What to produce: List each line of the data that holds the string "Output".

━━━ The records

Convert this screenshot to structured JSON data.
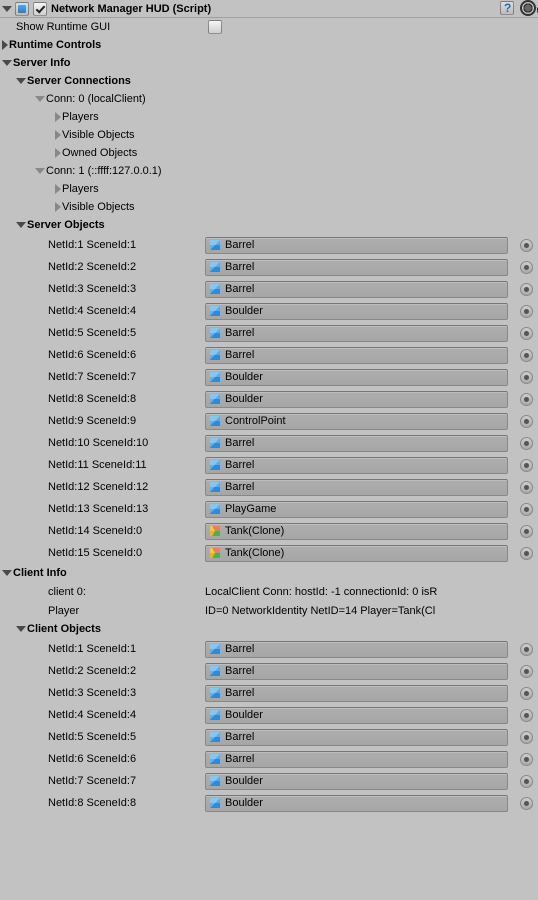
{
  "header": {
    "title": "Network Manager HUD (Script)"
  },
  "showRuntime": {
    "label": "Show Runtime GUI"
  },
  "runtimeControls": {
    "label": "Runtime Controls"
  },
  "serverInfo": {
    "label": "Server Info",
    "connections": {
      "label": "Server Connections",
      "items": [
        {
          "label": "Conn: 0 (localClient)",
          "children": [
            "Players",
            "Visible Objects",
            "Owned Objects"
          ]
        },
        {
          "label": "Conn: 1 (::ffff:127.0.0.1)",
          "children": [
            "Players",
            "Visible Objects"
          ]
        }
      ]
    },
    "objects": {
      "label": "Server Objects",
      "rows": [
        {
          "id": "NetId:1 SceneId:1",
          "name": "Barrel",
          "ico": "blue"
        },
        {
          "id": "NetId:2 SceneId:2",
          "name": "Barrel",
          "ico": "blue"
        },
        {
          "id": "NetId:3 SceneId:3",
          "name": "Barrel",
          "ico": "blue"
        },
        {
          "id": "NetId:4 SceneId:4",
          "name": "Boulder",
          "ico": "blue"
        },
        {
          "id": "NetId:5 SceneId:5",
          "name": "Barrel",
          "ico": "blue"
        },
        {
          "id": "NetId:6 SceneId:6",
          "name": "Barrel",
          "ico": "blue"
        },
        {
          "id": "NetId:7 SceneId:7",
          "name": "Boulder",
          "ico": "blue"
        },
        {
          "id": "NetId:8 SceneId:8",
          "name": "Boulder",
          "ico": "blue"
        },
        {
          "id": "NetId:9 SceneId:9",
          "name": "ControlPoint",
          "ico": "blue"
        },
        {
          "id": "NetId:10 SceneId:10",
          "name": "Barrel",
          "ico": "blue"
        },
        {
          "id": "NetId:11 SceneId:11",
          "name": "Barrel",
          "ico": "blue"
        },
        {
          "id": "NetId:12 SceneId:12",
          "name": "Barrel",
          "ico": "blue"
        },
        {
          "id": "NetId:13 SceneId:13",
          "name": "PlayGame",
          "ico": "blue"
        },
        {
          "id": "NetId:14 SceneId:0",
          "name": "Tank(Clone)",
          "ico": "multi"
        },
        {
          "id": "NetId:15 SceneId:0",
          "name": "Tank(Clone)",
          "ico": "multi"
        }
      ]
    }
  },
  "clientInfo": {
    "label": "Client Info",
    "client0": {
      "label": "client 0:",
      "value": "LocalClient Conn: hostId: -1 connectionId: 0 isR"
    },
    "player": {
      "label": "Player",
      "value": "ID=0 NetworkIdentity NetID=14 Player=Tank(Cl"
    },
    "objects": {
      "label": "Client Objects",
      "rows": [
        {
          "id": "NetId:1 SceneId:1",
          "name": "Barrel",
          "ico": "blue"
        },
        {
          "id": "NetId:2 SceneId:2",
          "name": "Barrel",
          "ico": "blue"
        },
        {
          "id": "NetId:3 SceneId:3",
          "name": "Barrel",
          "ico": "blue"
        },
        {
          "id": "NetId:4 SceneId:4",
          "name": "Boulder",
          "ico": "blue"
        },
        {
          "id": "NetId:5 SceneId:5",
          "name": "Barrel",
          "ico": "blue"
        },
        {
          "id": "NetId:6 SceneId:6",
          "name": "Barrel",
          "ico": "blue"
        },
        {
          "id": "NetId:7 SceneId:7",
          "name": "Boulder",
          "ico": "blue"
        },
        {
          "id": "NetId:8 SceneId:8",
          "name": "Boulder",
          "ico": "blue"
        }
      ]
    }
  }
}
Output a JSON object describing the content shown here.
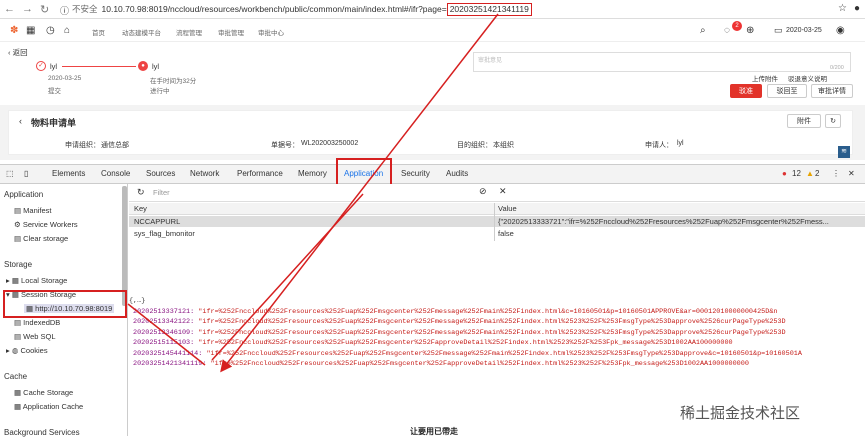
{
  "address_bar": {
    "insecure_label": "不安全",
    "url_prefix": "10.10.70.98:8019/nccloud/resources/workbench/public/common/main/index.html#/ifr?page=",
    "url_highlight": "20203251421341119"
  },
  "app_header": {
    "breadcrumb": [
      "首页",
      "动态建模平台",
      "流程管理",
      "审批管理",
      "审批中心"
    ],
    "badge": "2",
    "date": "2020-03-25"
  },
  "flow": {
    "back": "返回",
    "step1_user": "lyl",
    "step1_date": "2020-03-25",
    "step1_action": "提交",
    "step2_user": "lyl",
    "step2_wait": "在手时间为32分",
    "step2_status": "进行中",
    "remark_placeholder": "审批意见",
    "counter": "0/200",
    "upload": "上传附件",
    "reset": "驳退意义说明",
    "reject": "驳准",
    "back_to": "驳回至",
    "detail": "审批详情"
  },
  "card": {
    "title": "物料申请单",
    "attach": "附件",
    "org_label": "申请组织：",
    "org_value": "通信总部",
    "no_label": "单据号：",
    "no_value": "WL202003250002",
    "target_label": "目的组织：",
    "target_value": "本组织",
    "applicant_label": "申请人：",
    "applicant_value": "lyl"
  },
  "devtools": {
    "tabs": [
      "Elements",
      "Console",
      "Sources",
      "Network",
      "Performance",
      "Memory",
      "Application",
      "Security",
      "Audits"
    ],
    "errors": "12",
    "warnings": "2",
    "filter_placeholder": "Filter"
  },
  "sidebar": {
    "application": "Application",
    "manifest": "Manifest",
    "service_workers": "Service Workers",
    "clear_storage": "Clear storage",
    "storage": "Storage",
    "local_storage": "Local Storage",
    "session_storage": "Session Storage",
    "session_origin": "http://10.10.70.98:8019",
    "indexeddb": "IndexedDB",
    "websql": "Web SQL",
    "cookies": "Cookies",
    "cache": "Cache",
    "cache_storage": "Cache Storage",
    "app_cache": "Application Cache",
    "bg": "Background Services"
  },
  "table": {
    "col_key": "Key",
    "col_value": "Value",
    "rows": [
      {
        "key": "NCCAPPURL",
        "value": "{\"20202513333721\":\"ifr=%252Fnccloud%252Fresources%252Fuap%252Fmsgcenter%252Fmess..."
      },
      {
        "key": "sys_flag_bmonitor",
        "value": "false"
      }
    ]
  },
  "json": {
    "open": "{,…}",
    "lines": [
      {
        "k": "20202513337121:",
        "v": "\"ifr=%252Fnccloud%252Fresources%252Fuap%252Fmsgcenter%252Fmessage%252Fmain%252Findex.html&c=10160501&p=10160501APPROVE&ar=00012010000000425D&n"
      },
      {
        "k": "20202513342122:",
        "v": "\"ifr=%252Fnccloud%252Fresources%252Fuap%252Fmsgcenter%252Fmessage%252Fmain%252Findex.html%2523%252F%253FmsgType%253Dapprove%2526curPageType%253D"
      },
      {
        "k": "20202513346109:",
        "v": "\"ifr=%252Fnccloud%252Fresources%252Fuap%252Fmsgcenter%252Fmessage%252Fmain%252Findex.html%2523%252F%253FmsgType%253Dapprove%2526curPageType%253D"
      },
      {
        "k": "20202515115103:",
        "v": "\"ifr=%252Fnccloud%252Fresources%252Fuap%252Fmsgcenter%252FapproveDetail%252Findex.html%2523%252F%253Fpk_message%253D1002AA100000000"
      },
      {
        "k": "2020325145441114:",
        "v": "\"ifr=%252Fnccloud%252Fresources%252Fuap%252Fmsgcenter%252Fmessage%252Fmain%252Findex.html%2523%252F%253FmsgType%253Dapprove&c=10160501&p=10160501A"
      },
      {
        "k": "20203251421341119:",
        "v": "\"ifr=%252Fnccloud%252Fresources%252Fuap%252Fmsgcenter%252FapproveDetail%252Findex.html%2523%252F%253Fpk_message%253D1002AA1000000000"
      }
    ]
  },
  "footer": "让要用已帶走",
  "watermark": "稀土掘金技术社区"
}
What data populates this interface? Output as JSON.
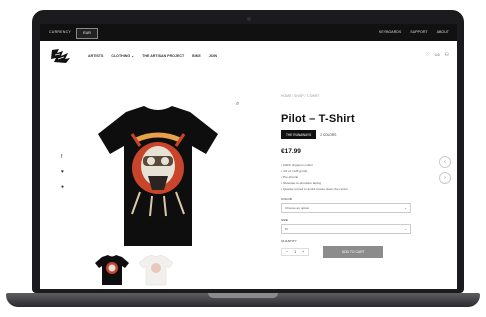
{
  "topbar": {
    "currency_label": "CURRENCY",
    "currency_value": "EUR",
    "links": [
      "KEYBOARDS",
      "SUPPORT",
      "ABOUT"
    ]
  },
  "nav": {
    "menu": [
      "ARTISTS",
      "CLOTHING ⌄",
      "THE ARTISAN PROJECT",
      "BIKE",
      "JOIN"
    ],
    "icons": [
      "heart-icon",
      "cart-icon",
      "user-icon"
    ],
    "cart_count": "0"
  },
  "product": {
    "breadcrumb": "HOME / SHOP / T-SHIRT",
    "title": "Pilot – T-Shirt",
    "tag_primary": "THE RUNAWAYS",
    "tag_secondary": "2 COLORS",
    "price": "€17.99",
    "features": [
      "• 100% ringspun cotton",
      "• 4.8 oz (145 g/m2)",
      "• Pre-shrunk",
      "• Shoulder-to-shoulder taping",
      "• Quarter-turned to avoid crease down the center"
    ],
    "color_label": "COLOR",
    "color_value": "Choose an option",
    "size_label": "SIZE",
    "size_value": "M",
    "qty_label": "QUANTITY",
    "qty_value": "1",
    "add_to_cart": "ADD TO CART"
  },
  "colors": {
    "shirt": "#0e0e0f",
    "accent": "#c8442a",
    "topbar": "#111111"
  }
}
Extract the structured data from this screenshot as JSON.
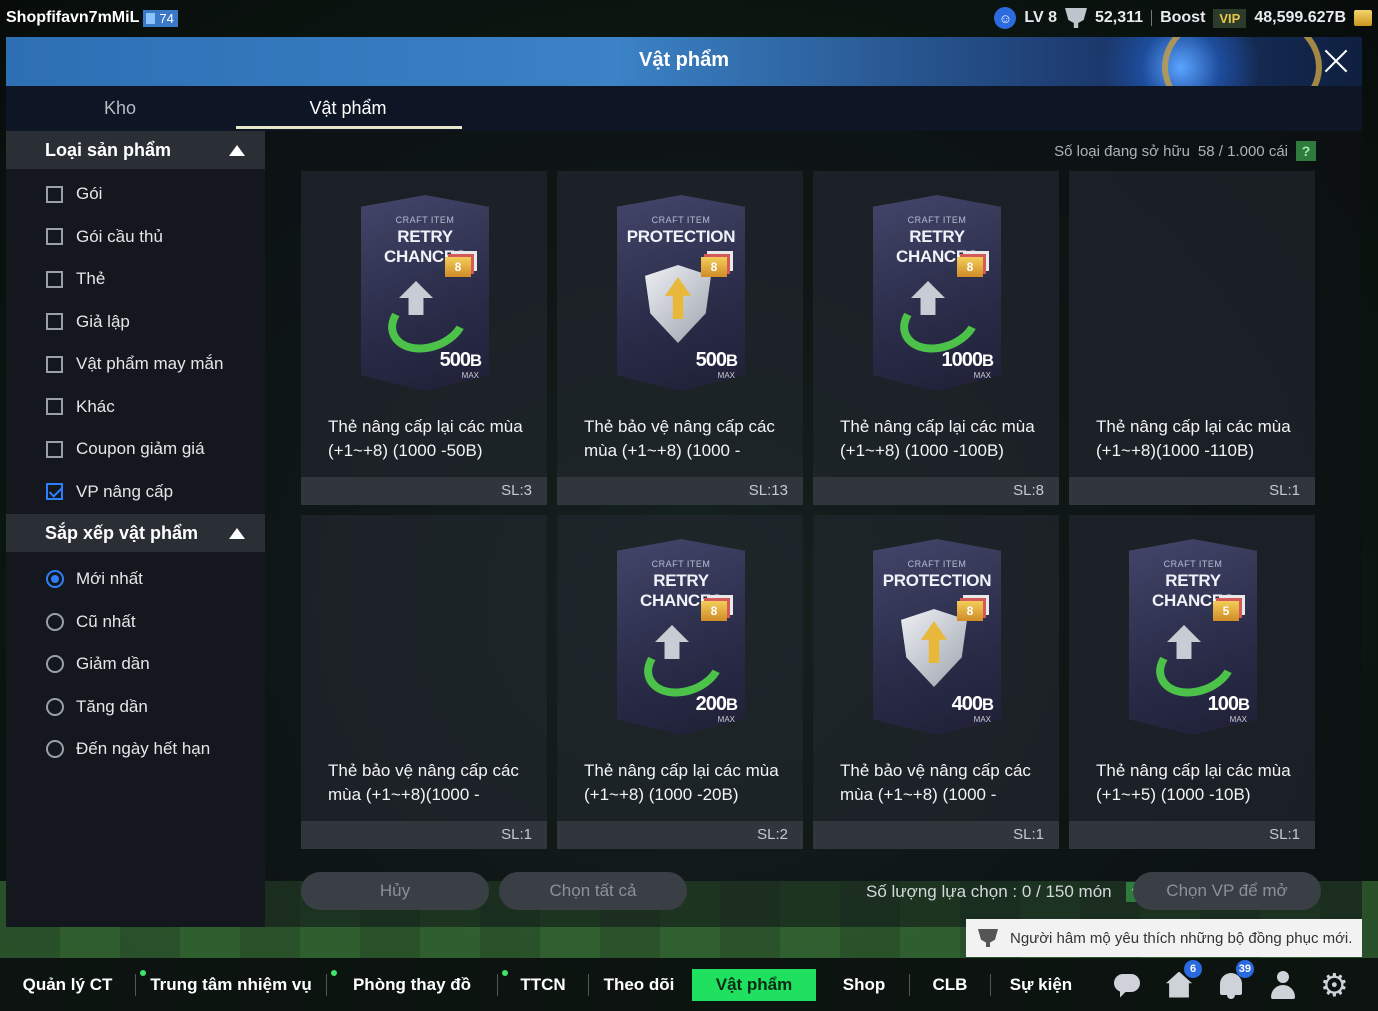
{
  "topbar": {
    "player_name": "Shopfifavn7mMiL",
    "account_level": "74",
    "lv_label": "LV 8",
    "trophies": "52,311",
    "boost_label": "Boost",
    "vip_label": "VIP",
    "coins": "48,599.627B"
  },
  "modal": {
    "title": "Vật phẩm",
    "tabs": [
      {
        "label": "Kho",
        "active": false
      },
      {
        "label": "Vật phẩm",
        "active": true
      }
    ]
  },
  "filters": {
    "category_header": "Loại sản phẩm",
    "categories": [
      {
        "label": "Gói",
        "checked": false
      },
      {
        "label": "Gói cầu thủ",
        "checked": false
      },
      {
        "label": "Thẻ",
        "checked": false
      },
      {
        "label": "Giả lập",
        "checked": false
      },
      {
        "label": "Vật phẩm may mắn",
        "checked": false
      },
      {
        "label": "Khác",
        "checked": false
      },
      {
        "label": "Coupon giảm giá",
        "checked": false
      },
      {
        "label": "VP nâng cấp",
        "checked": true
      }
    ],
    "sort_header": "Sắp xếp vật phẩm",
    "sorts": [
      {
        "label": "Mới nhất",
        "checked": true
      },
      {
        "label": "Cũ nhất",
        "checked": false
      },
      {
        "label": "Giảm dần",
        "checked": false
      },
      {
        "label": "Tăng dần",
        "checked": false
      },
      {
        "label": "Đến ngày hết hạn",
        "checked": false
      }
    ]
  },
  "owned": {
    "label": "Số loại đang sở hữu",
    "value": "58 / 1.000 cái",
    "help": "?"
  },
  "items": [
    {
      "card_sub": "CRAFT ITEM",
      "card_name": "RETRY CHANCES",
      "icon": "retry-icon",
      "level": "8",
      "value": "500",
      "unit": "B",
      "max": "MAX",
      "name": "Thẻ nâng cấp lại các mùa (+1~+8) (1000 -50B)",
      "qty": "SL:3",
      "show_card": true
    },
    {
      "card_sub": "CRAFT ITEM",
      "card_name": "PROTECTION",
      "icon": "shield-icon",
      "level": "8",
      "value": "500",
      "unit": "B",
      "max": "MAX",
      "name": "Thẻ bảo vệ nâng cấp các mùa (+1~+8) (1000 -",
      "qty": "SL:13",
      "show_card": true
    },
    {
      "card_sub": "CRAFT ITEM",
      "card_name": "RETRY CHANCES",
      "icon": "retry-icon",
      "level": "8",
      "value": "1000",
      "unit": "B",
      "max": "MAX",
      "name": "Thẻ nâng cấp lại các mùa (+1~+8) (1000 -100B)",
      "qty": "SL:8",
      "show_card": true
    },
    {
      "card_sub": "",
      "card_name": "",
      "icon": "",
      "level": "",
      "value": "",
      "unit": "",
      "max": "",
      "name": "Thẻ nâng cấp lại các mùa (+1~+8)(1000 -110B)",
      "qty": "SL:1",
      "show_card": false
    },
    {
      "card_sub": "",
      "card_name": "",
      "icon": "",
      "level": "",
      "value": "",
      "unit": "",
      "max": "",
      "name": "Thẻ bảo vệ nâng cấp các mùa (+1~+8)(1000 -",
      "qty": "SL:1",
      "show_card": false
    },
    {
      "card_sub": "CRAFT ITEM",
      "card_name": "RETRY CHANCES",
      "icon": "retry-icon",
      "level": "8",
      "value": "200",
      "unit": "B",
      "max": "MAX",
      "name": "Thẻ nâng cấp lại các mùa (+1~+8) (1000 -20B)",
      "qty": "SL:2",
      "show_card": true
    },
    {
      "card_sub": "CRAFT ITEM",
      "card_name": "PROTECTION",
      "icon": "shield-icon",
      "level": "8",
      "value": "400",
      "unit": "B",
      "max": "MAX",
      "name": "Thẻ bảo vệ nâng cấp các mùa (+1~+8) (1000 -",
      "qty": "SL:1",
      "show_card": true
    },
    {
      "card_sub": "CRAFT ITEM",
      "card_name": "RETRY CHANCES",
      "icon": "retry-icon",
      "level": "5",
      "value": "100",
      "unit": "B",
      "max": "MAX",
      "name": "Thẻ nâng cấp lại các mùa (+1~+5) (1000 -10B)",
      "qty": "SL:1",
      "show_card": true
    }
  ],
  "actions": {
    "cancel": "Hủy",
    "select_all": "Chọn tất cả",
    "selection_label": "Số lượng lựa chọn : 0 / 150 món",
    "help": "?",
    "open": "Chọn VP để mở"
  },
  "notice": {
    "text": "Người hâm mộ yêu thích những bộ đồng phục mới."
  },
  "bottom_nav": {
    "items": [
      {
        "label": "Quản lý CT",
        "dot": false,
        "active": false
      },
      {
        "label": "Trung tâm nhiệm vụ",
        "dot": true,
        "active": false
      },
      {
        "label": "Phòng thay đồ",
        "dot": true,
        "active": false
      },
      {
        "label": "TTCN",
        "dot": true,
        "active": false
      },
      {
        "label": "Theo dõi",
        "dot": false,
        "active": false
      },
      {
        "label": "Vật phẩm",
        "dot": false,
        "active": true
      },
      {
        "label": "Shop",
        "dot": false,
        "active": false
      },
      {
        "label": "CLB",
        "dot": false,
        "active": false
      },
      {
        "label": "Sự kiện",
        "dot": false,
        "active": false
      }
    ],
    "home_badge": "6",
    "bell_badge": "39"
  },
  "colors": {
    "accent_green": "#1fe05f",
    "checkbox_blue": "#2d7ff9",
    "title_blue": "#3b82c6"
  }
}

━━━━━━

Solution:
Output a JSON object describing the content shown here.
What data populates this interface? Output as JSON.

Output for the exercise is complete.